▽

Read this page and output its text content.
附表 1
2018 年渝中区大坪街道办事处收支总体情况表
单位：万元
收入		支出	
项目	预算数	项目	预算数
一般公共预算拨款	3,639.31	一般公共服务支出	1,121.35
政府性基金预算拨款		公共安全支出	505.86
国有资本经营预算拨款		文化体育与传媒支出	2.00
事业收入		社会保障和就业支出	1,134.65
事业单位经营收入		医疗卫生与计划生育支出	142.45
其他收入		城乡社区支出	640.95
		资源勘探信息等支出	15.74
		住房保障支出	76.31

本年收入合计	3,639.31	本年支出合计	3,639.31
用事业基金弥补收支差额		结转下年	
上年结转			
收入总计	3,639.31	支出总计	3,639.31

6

△

Task requirements: Transcribe all of the entries without altering anything.

Full output:
Read this page and output its text content.
附表 1
2018 年渝中区大坪街道办事处收支总体情况表
单位：万元
收入		支出	
项目	预算数	项目	预算数
一般公共预算拨款	3,639.31	一般公共服务支出	1,121.35
政府性基金预算拨款		公共安全支出	505.86
国有资本经营预算拨款		文化体育与传媒支出	2.00
事业收入		社会保障和就业支出	1,134.65
事业单位经营收入		医疗卫生与计划生育支出	142.45
其他收入		城乡社区支出	640.95
		资源勘探信息等支出	15.74
		住房保障支出	76.31

本年收入合计	3,639.31	本年支出合计	3,639.31
用事业基金弥补收支差额		结转下年	
上年结转			
收入总计	3,639.31	支出总计	3,639.31

6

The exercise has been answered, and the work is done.